**Job**. Skip the pictures and extract all of the lines exactly as written.

**Listed entries**.
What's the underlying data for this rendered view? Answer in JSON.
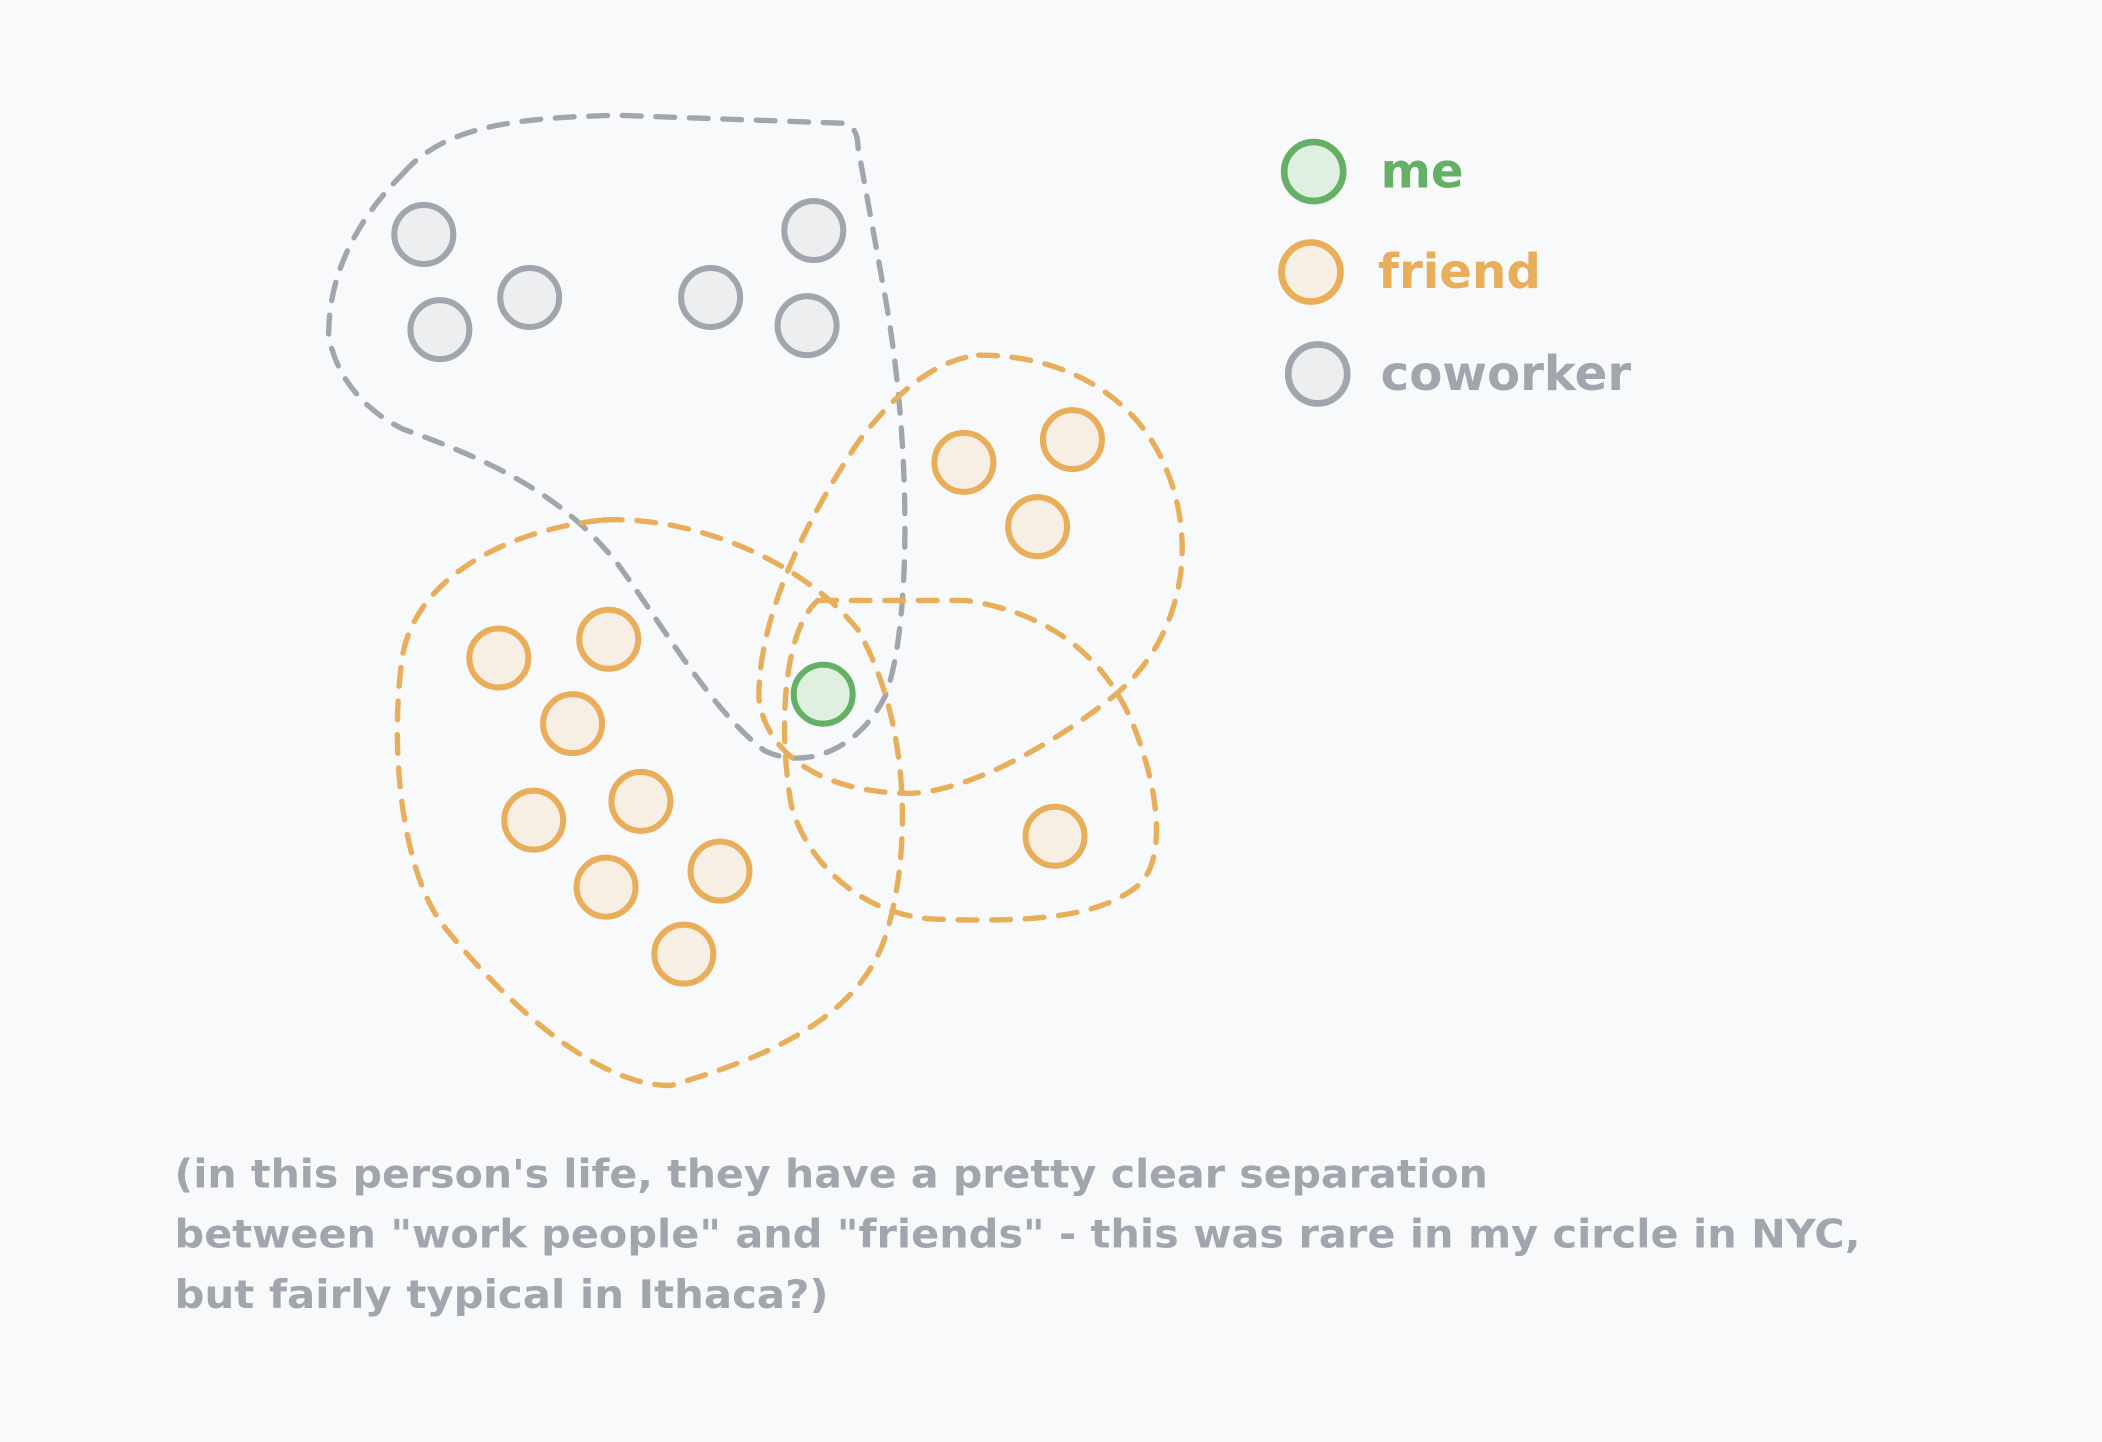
{
  "colors": {
    "background": "#f8f9fb",
    "me_stroke": "#65b065",
    "me_fill": "#dff0e0",
    "friend_stroke": "#e8ae5a",
    "friend_fill": "#f7efe4",
    "coworker_stroke": "#a1a6ae",
    "coworker_fill": "#eceef0"
  },
  "legend": {
    "me": "me",
    "friend": "friend",
    "coworker": "coworker"
  },
  "caption": {
    "line1": "(in this person's life, they have a pretty clear separation",
    "line2": "between \"work people\" and \"friends\" - this was rare in my circle in NYC,",
    "line3": "but fairly typical in Ithaca?)"
  }
}
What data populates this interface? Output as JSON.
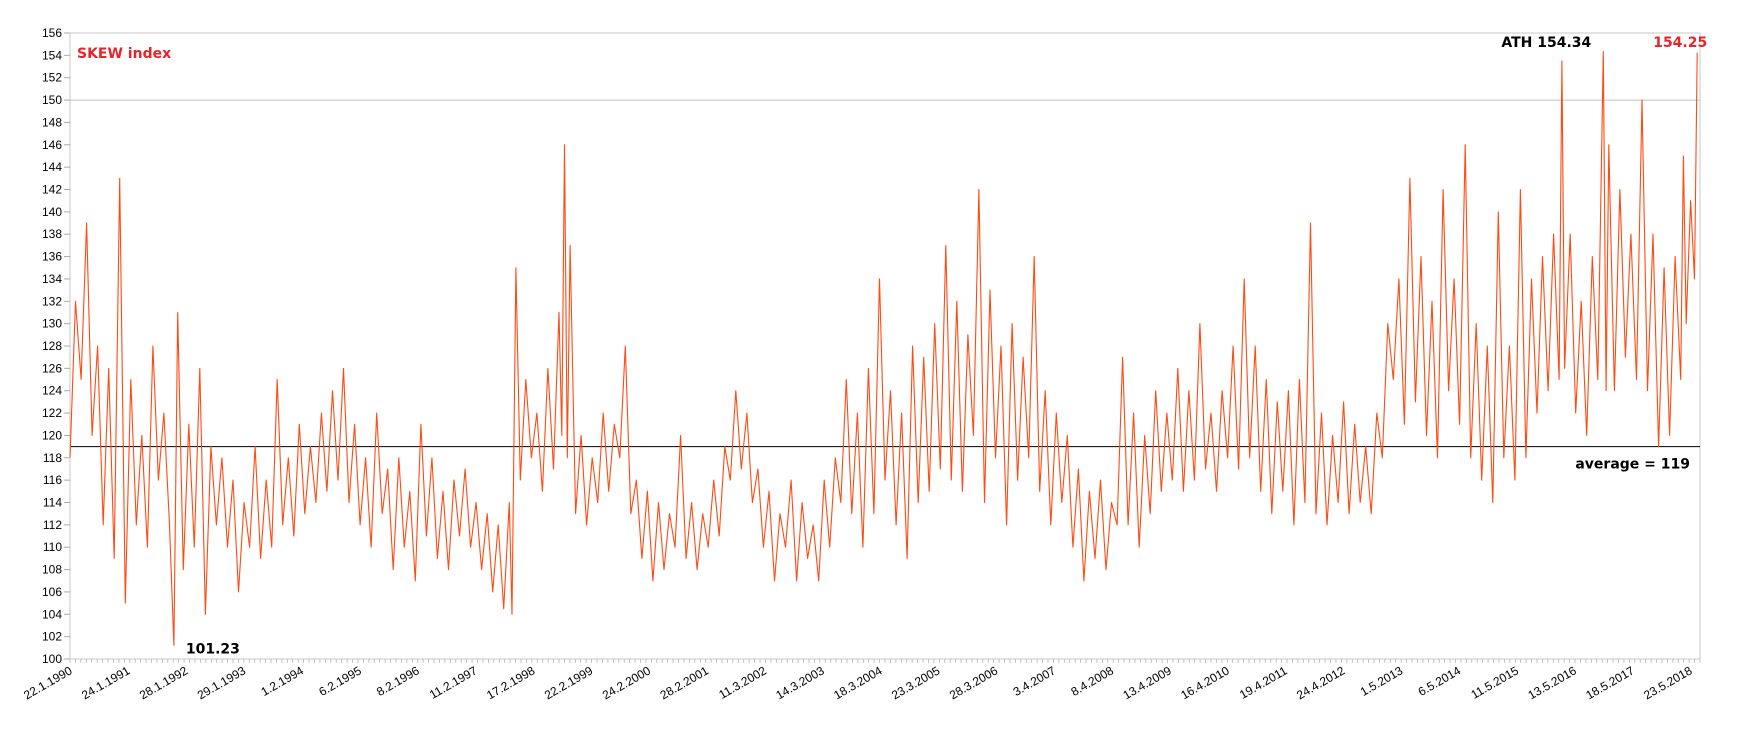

**Expected answer**.
What's the underlying data for this rendered view? Answer in JSON.
{
  "colors": {
    "background": "#f8f9fb",
    "me_stroke": "#65b065",
    "me_fill": "#dff0e0",
    "friend_stroke": "#e8ae5a",
    "friend_fill": "#f7efe4",
    "coworker_stroke": "#a1a6ae",
    "coworker_fill": "#eceef0"
  },
  "legend": {
    "me": "me",
    "friend": "friend",
    "coworker": "coworker"
  },
  "caption": {
    "line1": "(in this person's life, they have a pretty clear separation",
    "line2": "between \"work people\" and \"friends\" - this was rare in my circle in NYC,",
    "line3": "but fairly typical in Ithaca?)"
  }
}
What data populates this interface? Output as JSON.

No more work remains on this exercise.